#### Your task:
Tally every line featuring "penetrate", then give that tally alone.

#### Recorded information:
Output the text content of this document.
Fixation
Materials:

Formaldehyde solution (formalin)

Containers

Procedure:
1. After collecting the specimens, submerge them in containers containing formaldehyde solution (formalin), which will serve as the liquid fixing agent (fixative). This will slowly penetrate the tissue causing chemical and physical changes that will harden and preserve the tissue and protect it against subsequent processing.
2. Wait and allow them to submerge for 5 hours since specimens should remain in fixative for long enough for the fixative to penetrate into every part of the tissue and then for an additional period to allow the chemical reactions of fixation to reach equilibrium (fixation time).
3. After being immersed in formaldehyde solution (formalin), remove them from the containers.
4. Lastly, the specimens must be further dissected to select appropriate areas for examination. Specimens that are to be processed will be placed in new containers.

...

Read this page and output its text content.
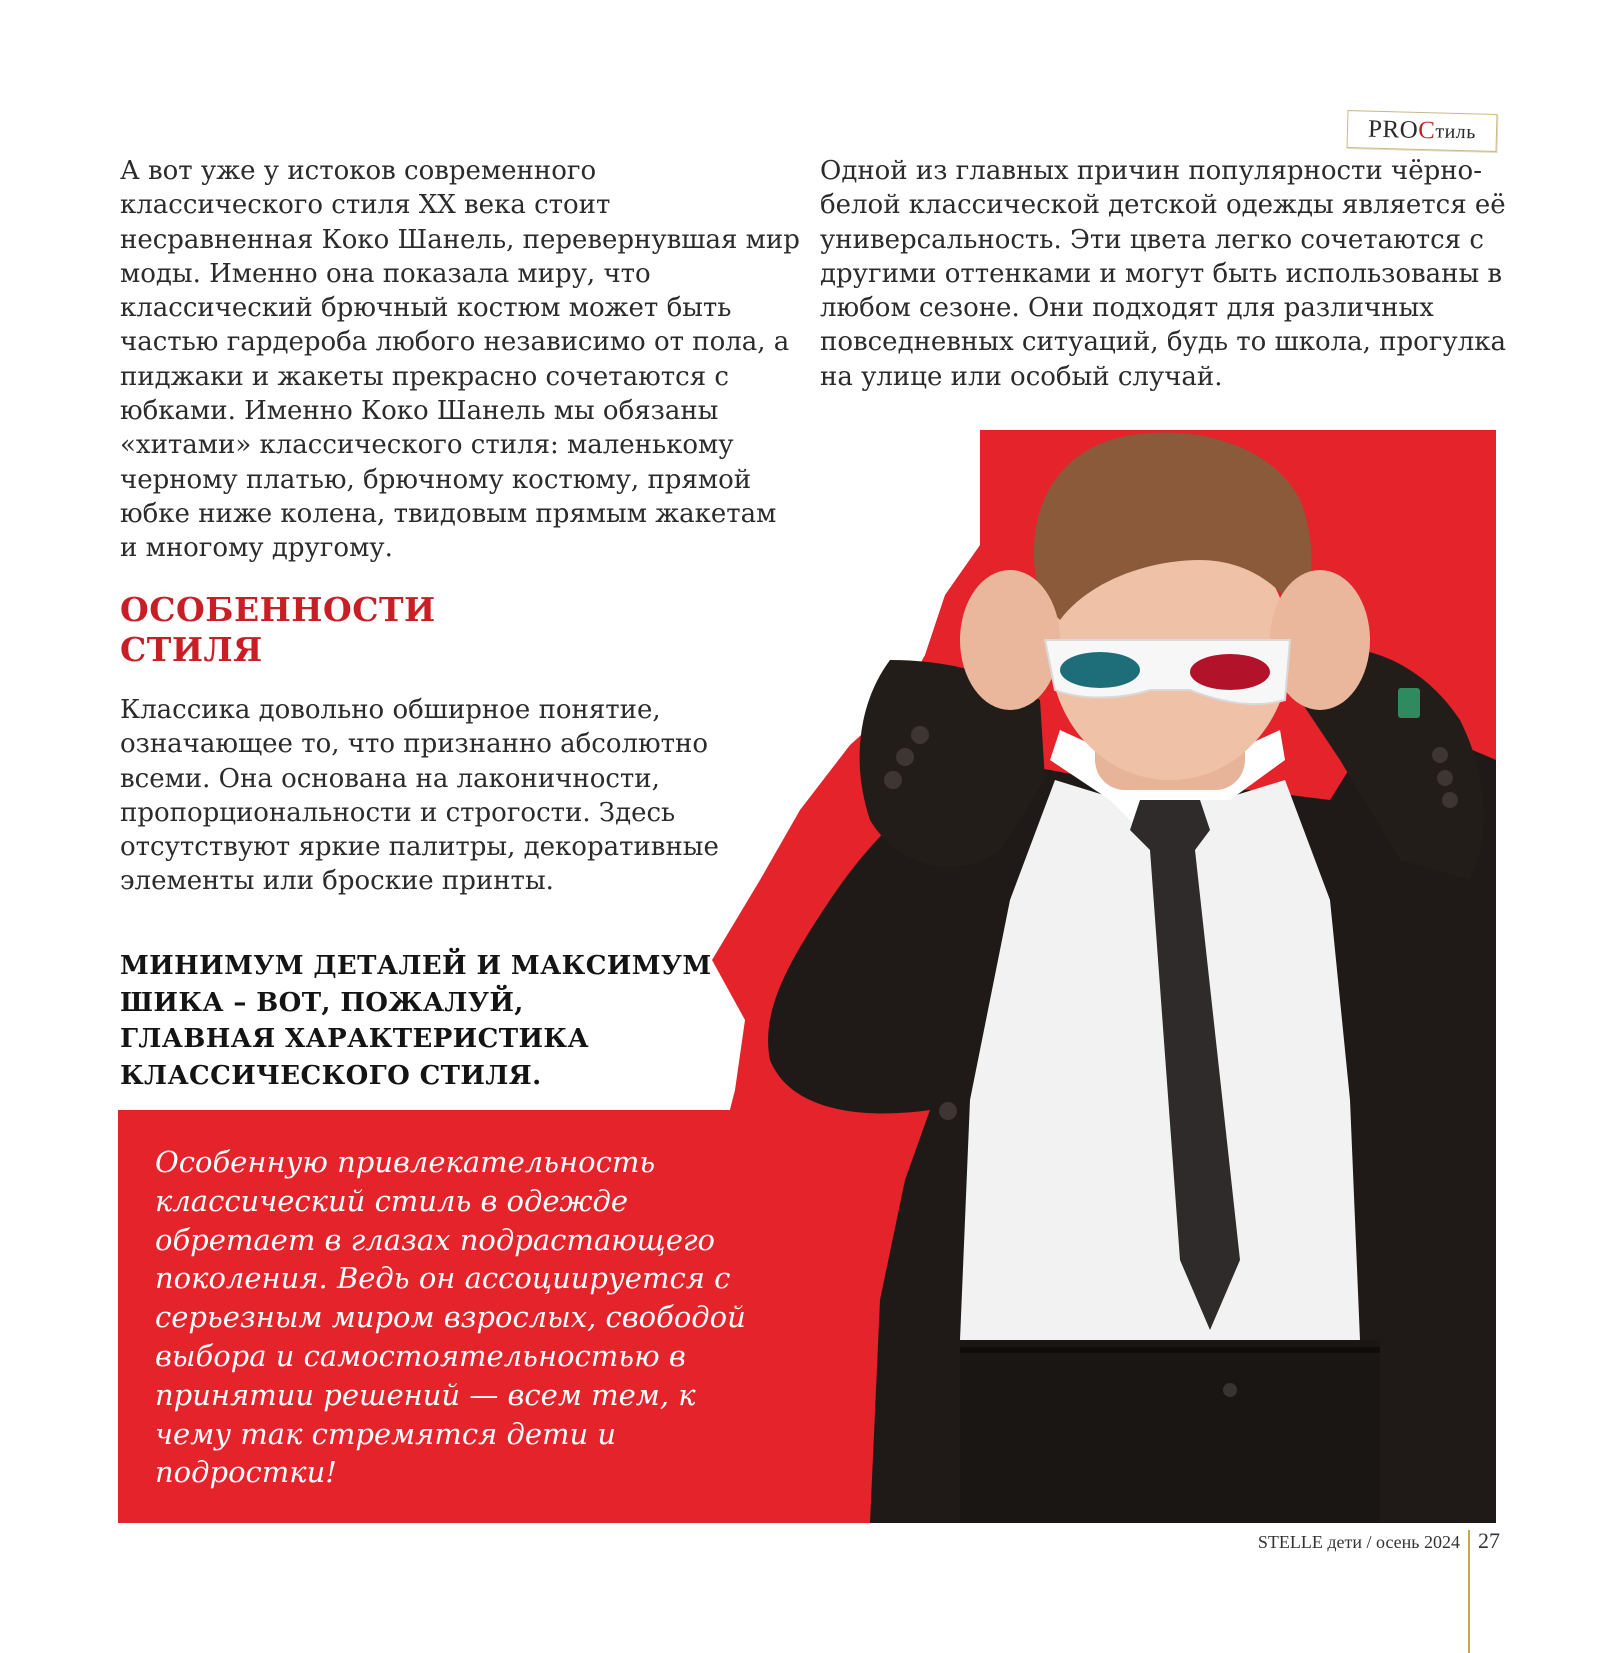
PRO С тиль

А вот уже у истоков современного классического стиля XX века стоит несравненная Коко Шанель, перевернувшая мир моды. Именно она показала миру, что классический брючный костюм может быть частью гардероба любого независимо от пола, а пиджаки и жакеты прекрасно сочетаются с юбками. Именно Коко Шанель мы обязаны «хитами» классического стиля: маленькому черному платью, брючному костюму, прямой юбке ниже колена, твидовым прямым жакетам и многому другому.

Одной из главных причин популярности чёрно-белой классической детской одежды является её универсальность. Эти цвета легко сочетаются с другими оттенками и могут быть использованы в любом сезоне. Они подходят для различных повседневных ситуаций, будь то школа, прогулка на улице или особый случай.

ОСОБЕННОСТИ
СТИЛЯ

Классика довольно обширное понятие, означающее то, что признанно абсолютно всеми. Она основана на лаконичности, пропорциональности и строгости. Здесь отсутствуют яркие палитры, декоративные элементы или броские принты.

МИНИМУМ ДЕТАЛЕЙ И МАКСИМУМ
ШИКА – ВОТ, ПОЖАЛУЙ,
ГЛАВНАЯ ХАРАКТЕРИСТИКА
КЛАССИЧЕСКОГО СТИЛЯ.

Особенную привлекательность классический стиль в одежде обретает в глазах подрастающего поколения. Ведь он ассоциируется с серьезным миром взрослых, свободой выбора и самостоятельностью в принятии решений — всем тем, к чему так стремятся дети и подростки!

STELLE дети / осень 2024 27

#### Exercise response:
2